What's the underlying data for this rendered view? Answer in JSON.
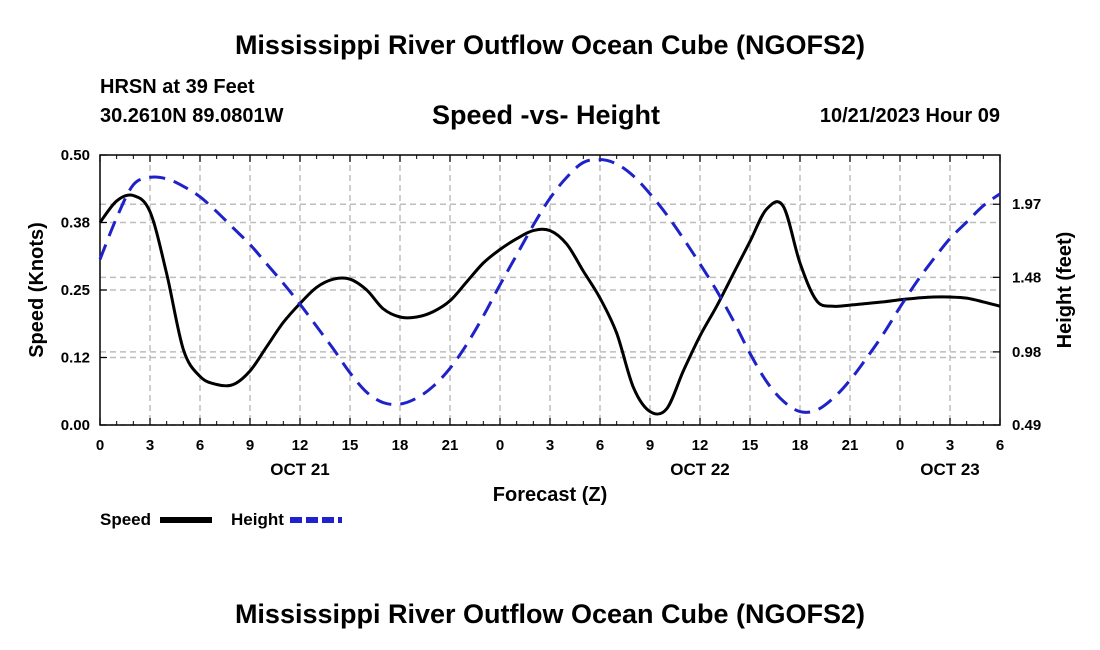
{
  "page": {
    "title": "Mississippi River Outflow Ocean Cube (NGOFS2)",
    "subtitle": "Speed -vs- Height",
    "station": "HRSN at 39 Feet",
    "coordinates": "30.2610N  89.0801W",
    "datetime": "10/21/2023 Hour 09",
    "footer_title": "Mississippi River Outflow Ocean Cube (NGOFS2)"
  },
  "chart_data": {
    "type": "line",
    "xlabel": "Forecast (Z)",
    "ylabel": "Speed (Knots)",
    "y2label": "Height (feet)",
    "xlim": [
      0,
      54
    ],
    "ylim": [
      0,
      0.5
    ],
    "y2lim": [
      0.49,
      2.3
    ],
    "grid": true,
    "x_ticks": [
      0,
      3,
      6,
      9,
      12,
      15,
      18,
      21,
      24,
      27,
      30,
      33,
      36,
      39,
      42,
      45,
      48,
      51,
      54
    ],
    "x_tick_labels": [
      "0",
      "3",
      "6",
      "9",
      "12",
      "15",
      "18",
      "21",
      "0",
      "3",
      "6",
      "9",
      "12",
      "15",
      "18",
      "21",
      "0",
      "3",
      "6"
    ],
    "date_labels": [
      {
        "x": 12,
        "text": "OCT 21"
      },
      {
        "x": 36,
        "text": "OCT 22"
      },
      {
        "x": 51,
        "text": "OCT 23"
      }
    ],
    "y_ticks": [
      0,
      0.125,
      0.25,
      0.375,
      0.5
    ],
    "y_tick_labels": [
      "0.00",
      "0.12",
      "0.25",
      "0.38",
      "0.50"
    ],
    "y2_ticks": [
      0.49,
      0.98,
      1.48,
      1.97
    ],
    "y2_tick_labels": [
      "0.49",
      "0.98",
      "1.48",
      "1.97"
    ],
    "series": [
      {
        "name": "Speed",
        "axis": "left",
        "color": "#000000",
        "dash": "solid",
        "x": [
          0,
          1,
          2,
          3,
          4,
          5,
          6,
          7,
          8,
          9,
          10,
          11,
          12,
          13,
          14,
          15,
          16,
          17,
          18,
          19,
          20,
          21,
          22,
          23,
          24,
          25,
          26,
          27,
          28,
          29,
          30,
          31,
          32,
          33,
          34,
          35,
          36,
          37,
          38,
          39,
          40,
          41,
          42,
          43,
          44,
          45,
          46,
          47,
          48,
          49,
          50,
          51,
          52,
          53,
          54
        ],
        "values": [
          0.375,
          0.415,
          0.425,
          0.395,
          0.28,
          0.14,
          0.09,
          0.075,
          0.075,
          0.1,
          0.145,
          0.19,
          0.225,
          0.255,
          0.27,
          0.27,
          0.25,
          0.215,
          0.2,
          0.2,
          0.21,
          0.23,
          0.265,
          0.3,
          0.325,
          0.345,
          0.36,
          0.36,
          0.335,
          0.285,
          0.235,
          0.17,
          0.07,
          0.025,
          0.03,
          0.1,
          0.165,
          0.22,
          0.28,
          0.34,
          0.4,
          0.405,
          0.3,
          0.23,
          0.22,
          0.222,
          0.225,
          0.228,
          0.232,
          0.235,
          0.237,
          0.237,
          0.235,
          0.228,
          0.22
        ]
      },
      {
        "name": "Height",
        "axis": "right",
        "color": "#1e22c8",
        "dash": "dashed",
        "x": [
          0,
          1,
          2,
          3,
          4,
          5,
          6,
          7,
          8,
          9,
          10,
          11,
          12,
          13,
          14,
          15,
          16,
          17,
          18,
          19,
          20,
          21,
          22,
          23,
          24,
          25,
          26,
          27,
          28,
          29,
          30,
          31,
          32,
          33,
          34,
          35,
          36,
          37,
          38,
          39,
          40,
          41,
          42,
          43,
          44,
          45,
          46,
          47,
          48,
          49,
          50,
          51,
          52,
          53,
          54
        ],
        "values": [
          1.6,
          1.88,
          2.1,
          2.15,
          2.14,
          2.09,
          2.02,
          1.92,
          1.81,
          1.7,
          1.57,
          1.44,
          1.3,
          1.15,
          1.0,
          0.84,
          0.71,
          0.64,
          0.63,
          0.67,
          0.75,
          0.87,
          1.03,
          1.22,
          1.43,
          1.63,
          1.83,
          2.01,
          2.15,
          2.25,
          2.27,
          2.24,
          2.16,
          2.04,
          1.9,
          1.74,
          1.57,
          1.39,
          1.19,
          0.97,
          0.78,
          0.65,
          0.58,
          0.59,
          0.67,
          0.79,
          0.94,
          1.1,
          1.28,
          1.45,
          1.6,
          1.74,
          1.85,
          1.96,
          2.04
        ]
      }
    ]
  },
  "legend": {
    "items": [
      {
        "label": "Speed",
        "color": "#000000",
        "dash": "solid"
      },
      {
        "label": "Height",
        "color": "#1e22c8",
        "dash": "dashed"
      }
    ]
  }
}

(WRITTEN EXERCISE) Every record must be copied exactly, with images dropped from the result.

(FULL SOLUTION)
What's the underlying data for this rendered view? Answer in JSON.
{
  "page": {
    "title": "Mississippi River Outflow Ocean Cube (NGOFS2)",
    "subtitle": "Speed -vs- Height",
    "station": "HRSN at 39 Feet",
    "coordinates": "30.2610N  89.0801W",
    "datetime": "10/21/2023 Hour 09",
    "footer_title": "Mississippi River Outflow Ocean Cube (NGOFS2)"
  },
  "chart_data": {
    "type": "line",
    "xlabel": "Forecast (Z)",
    "ylabel": "Speed (Knots)",
    "y2label": "Height (feet)",
    "xlim": [
      0,
      54
    ],
    "ylim": [
      0,
      0.5
    ],
    "y2lim": [
      0.49,
      2.3
    ],
    "grid": true,
    "x_ticks": [
      0,
      3,
      6,
      9,
      12,
      15,
      18,
      21,
      24,
      27,
      30,
      33,
      36,
      39,
      42,
      45,
      48,
      51,
      54
    ],
    "x_tick_labels": [
      "0",
      "3",
      "6",
      "9",
      "12",
      "15",
      "18",
      "21",
      "0",
      "3",
      "6",
      "9",
      "12",
      "15",
      "18",
      "21",
      "0",
      "3",
      "6"
    ],
    "date_labels": [
      {
        "x": 12,
        "text": "OCT 21"
      },
      {
        "x": 36,
        "text": "OCT 22"
      },
      {
        "x": 51,
        "text": "OCT 23"
      }
    ],
    "y_ticks": [
      0,
      0.125,
      0.25,
      0.375,
      0.5
    ],
    "y_tick_labels": [
      "0.00",
      "0.12",
      "0.25",
      "0.38",
      "0.50"
    ],
    "y2_ticks": [
      0.49,
      0.98,
      1.48,
      1.97
    ],
    "y2_tick_labels": [
      "0.49",
      "0.98",
      "1.48",
      "1.97"
    ],
    "series": [
      {
        "name": "Speed",
        "axis": "left",
        "color": "#000000",
        "dash": "solid",
        "x": [
          0,
          1,
          2,
          3,
          4,
          5,
          6,
          7,
          8,
          9,
          10,
          11,
          12,
          13,
          14,
          15,
          16,
          17,
          18,
          19,
          20,
          21,
          22,
          23,
          24,
          25,
          26,
          27,
          28,
          29,
          30,
          31,
          32,
          33,
          34,
          35,
          36,
          37,
          38,
          39,
          40,
          41,
          42,
          43,
          44,
          45,
          46,
          47,
          48,
          49,
          50,
          51,
          52,
          53,
          54
        ],
        "values": [
          0.375,
          0.415,
          0.425,
          0.395,
          0.28,
          0.14,
          0.09,
          0.075,
          0.075,
          0.1,
          0.145,
          0.19,
          0.225,
          0.255,
          0.27,
          0.27,
          0.25,
          0.215,
          0.2,
          0.2,
          0.21,
          0.23,
          0.265,
          0.3,
          0.325,
          0.345,
          0.36,
          0.36,
          0.335,
          0.285,
          0.235,
          0.17,
          0.07,
          0.025,
          0.03,
          0.1,
          0.165,
          0.22,
          0.28,
          0.34,
          0.4,
          0.405,
          0.3,
          0.23,
          0.22,
          0.222,
          0.225,
          0.228,
          0.232,
          0.235,
          0.237,
          0.237,
          0.235,
          0.228,
          0.22
        ]
      },
      {
        "name": "Height",
        "axis": "right",
        "color": "#1e22c8",
        "dash": "dashed",
        "x": [
          0,
          1,
          2,
          3,
          4,
          5,
          6,
          7,
          8,
          9,
          10,
          11,
          12,
          13,
          14,
          15,
          16,
          17,
          18,
          19,
          20,
          21,
          22,
          23,
          24,
          25,
          26,
          27,
          28,
          29,
          30,
          31,
          32,
          33,
          34,
          35,
          36,
          37,
          38,
          39,
          40,
          41,
          42,
          43,
          44,
          45,
          46,
          47,
          48,
          49,
          50,
          51,
          52,
          53,
          54
        ],
        "values": [
          1.6,
          1.88,
          2.1,
          2.15,
          2.14,
          2.09,
          2.02,
          1.92,
          1.81,
          1.7,
          1.57,
          1.44,
          1.3,
          1.15,
          1.0,
          0.84,
          0.71,
          0.64,
          0.63,
          0.67,
          0.75,
          0.87,
          1.03,
          1.22,
          1.43,
          1.63,
          1.83,
          2.01,
          2.15,
          2.25,
          2.27,
          2.24,
          2.16,
          2.04,
          1.9,
          1.74,
          1.57,
          1.39,
          1.19,
          0.97,
          0.78,
          0.65,
          0.58,
          0.59,
          0.67,
          0.79,
          0.94,
          1.1,
          1.28,
          1.45,
          1.6,
          1.74,
          1.85,
          1.96,
          2.04
        ]
      }
    ]
  },
  "legend": {
    "items": [
      {
        "label": "Speed",
        "color": "#000000",
        "dash": "solid"
      },
      {
        "label": "Height",
        "color": "#1e22c8",
        "dash": "dashed"
      }
    ]
  }
}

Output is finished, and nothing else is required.